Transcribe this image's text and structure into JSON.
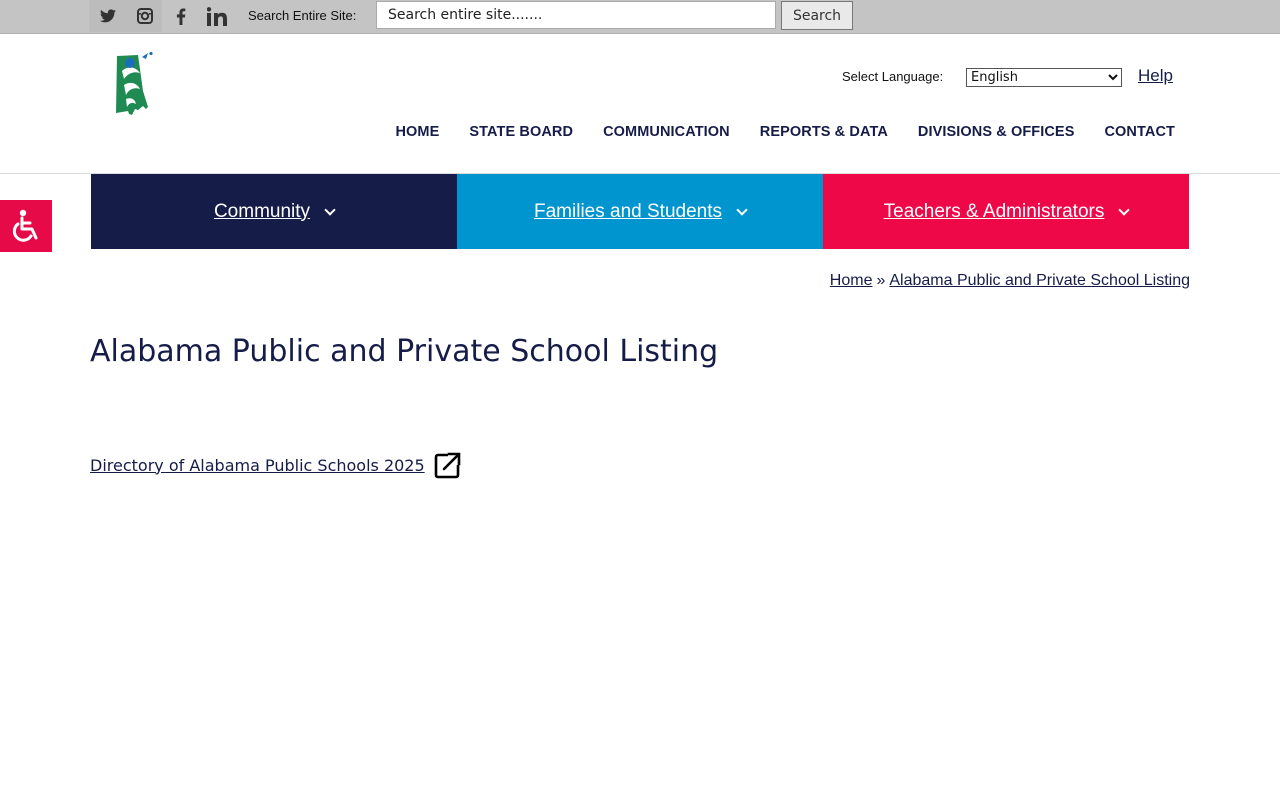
{
  "topbar": {
    "social": [
      {
        "name": "twitter",
        "icon": "twitter-icon"
      },
      {
        "name": "instagram",
        "icon": "instagram-icon"
      },
      {
        "name": "facebook",
        "icon": "facebook-icon"
      },
      {
        "name": "linkedin",
        "icon": "linkedin-icon"
      }
    ],
    "search_label": "Search Entire Site:",
    "search_placeholder": "Search entire site.......",
    "search_button": "Search"
  },
  "header": {
    "logo_icon": "alabama-state-logo",
    "language_label": "Select Language:",
    "language_selected": "English",
    "help_label": "Help",
    "nav": [
      "HOME",
      "STATE BOARD",
      "COMMUNICATION",
      "REPORTS & DATA",
      "DIVISIONS & OFFICES",
      "CONTACT"
    ]
  },
  "audience": {
    "items": [
      {
        "label": "Community",
        "color": "#161c48"
      },
      {
        "label": "Families and Students",
        "color": "#0095cf"
      },
      {
        "label": "Teachers & Administrators",
        "color": "#ef0848"
      }
    ]
  },
  "accessibility": {
    "icon": "wheelchair-icon",
    "color": "#e60a48"
  },
  "breadcrumb": {
    "home": "Home",
    "separator": "»",
    "current": "Alabama Public and Private School Listing"
  },
  "main": {
    "title": "Alabama Public and Private School Listing",
    "directory_link": "Directory of Alabama Public Schools 2025",
    "directory_icon": "external-link-icon"
  },
  "colors": {
    "navy": "#161c48",
    "blue": "#0095cf",
    "red": "#ef0848",
    "topbar": "#c4c4c4"
  }
}
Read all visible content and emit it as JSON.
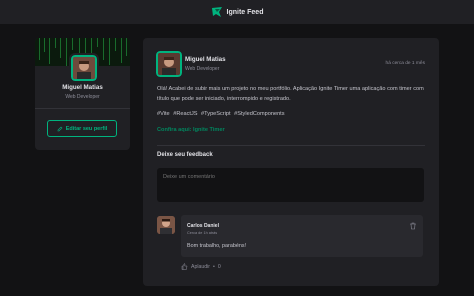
{
  "header": {
    "title": "Ignite Feed"
  },
  "sidebar": {
    "name": "Miguel Matias",
    "role": "Web Developer",
    "edit_label": "Editar seu perfil"
  },
  "post": {
    "author": {
      "name": "Miguel Matias",
      "role": "Web Developer"
    },
    "time": "há cerca de 1 mês",
    "paragraph": "Olá! Acabei de subir mais um projeto no meu portfólio. Aplicação Ignite Timer uma aplicação com timer com título que pode ser iniciado, interrompido e registrado.",
    "tags": [
      "#Vite",
      "#ReactJS",
      "#TypeScript",
      "#StyledComponents"
    ],
    "link": "Confira aqui: Ignite Timer"
  },
  "feedback": {
    "title": "Deixe seu feedback",
    "placeholder": "Deixe um comentário"
  },
  "comment": {
    "author": "Carlos Daniel",
    "time": "Cerca de 1h atrás",
    "text": "Bom trabalho, parabéns!",
    "applaud_label": "Aplaudir",
    "applaud_count": "0"
  },
  "colors": {
    "accent": "#00b37e",
    "link": "#00875f",
    "background": "#121214",
    "card": "#202024"
  }
}
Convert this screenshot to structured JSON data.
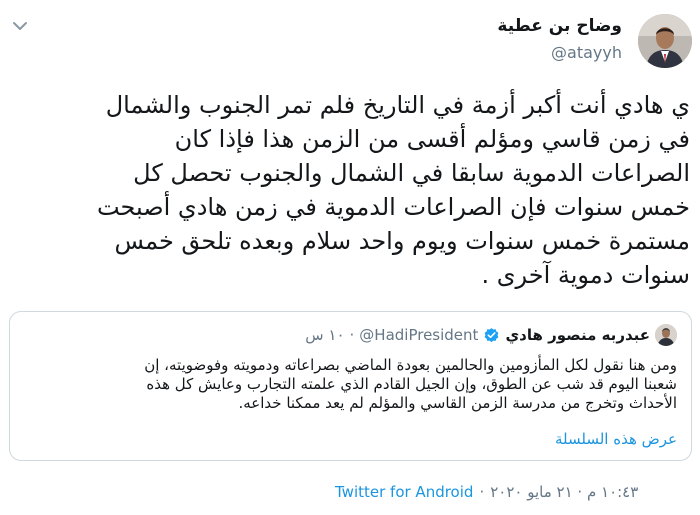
{
  "author": {
    "name": "وضاح بن عطية",
    "handle": "@atayyh"
  },
  "tweet": {
    "lines": [
      "ي هادي أنت أكبر أزمة في التاريخ فلم تمر الجنوب والشمال",
      "في زمن قاسي ومؤلم أقسى من الزمن هذا فإذا كان",
      "الصراعات الدموية سابقا في الشمال والجنوب تحصل كل",
      "خمس سنوات فإن الصراعات الدموية في زمن هادي أصبحت",
      "مستمرة خمس سنوات ويوم واحد سلام وبعده تلحق خمس",
      "سنوات دموية آخرى ."
    ]
  },
  "quoted_tweet": {
    "name": "عبدربه منصور هادي",
    "handle": "@HadiPresident",
    "separator": "·",
    "time": "١٠ س",
    "body_lines": [
      "ومن هنا نقول لكل المأزومين والحالمين بعودة الماضي بصراعاته ودمويته وفوضويته، إن",
      "شعبنا اليوم قد شب عن الطوق، وإن الجيل القادم الذي علمته التجارب وعايش كل هذه",
      "الأحداث وتخرج من مدرسة الزمن القاسي والمؤلم لم يعد ممكنا خداعه."
    ],
    "show_thread_label": "عرض هذه السلسلة"
  },
  "meta": {
    "datetime": "١٠:٤٣ م · ٢١ مايو ٢٠٢٠",
    "separator": "·",
    "source": "Twitter for Android"
  },
  "icons": {
    "menu": "chevron-down-icon",
    "verified": "verified-badge-icon"
  },
  "colors": {
    "link": "#1b95e0",
    "secondary_text": "#657786",
    "primary_text": "#14171a",
    "border": "#cfd9de",
    "verified": "#1da1f2"
  }
}
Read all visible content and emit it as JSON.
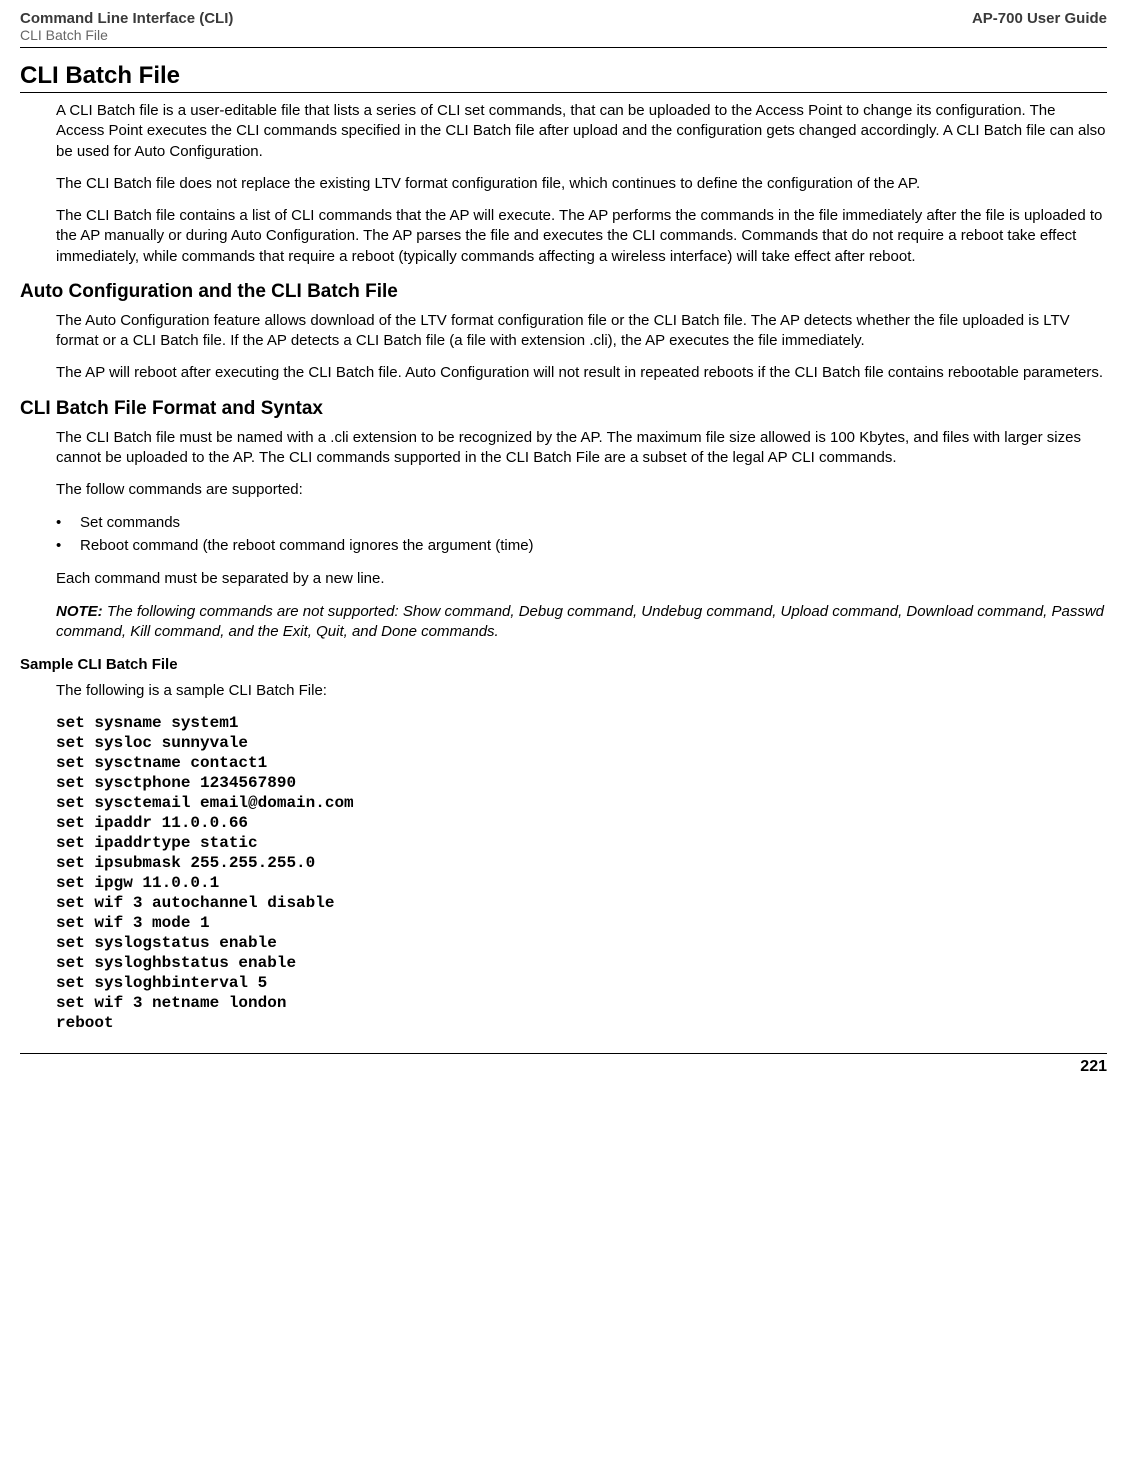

━━━━━━━━━━━━━━━━━━━━━━━━━━━━━━

▸ **Required task**: Copy each line containing the word "name" from the data.

▸ **Finished task**:
        "name": "twitter",
        "name": "instagram",
        "name": "facebook",
        "name": "linkedin",
    "name": "Miguel Matias",
      "name": "Miguel Matias",
    "name": "وضاح بن عطية",
    "name": "عبدربه منصور هادي",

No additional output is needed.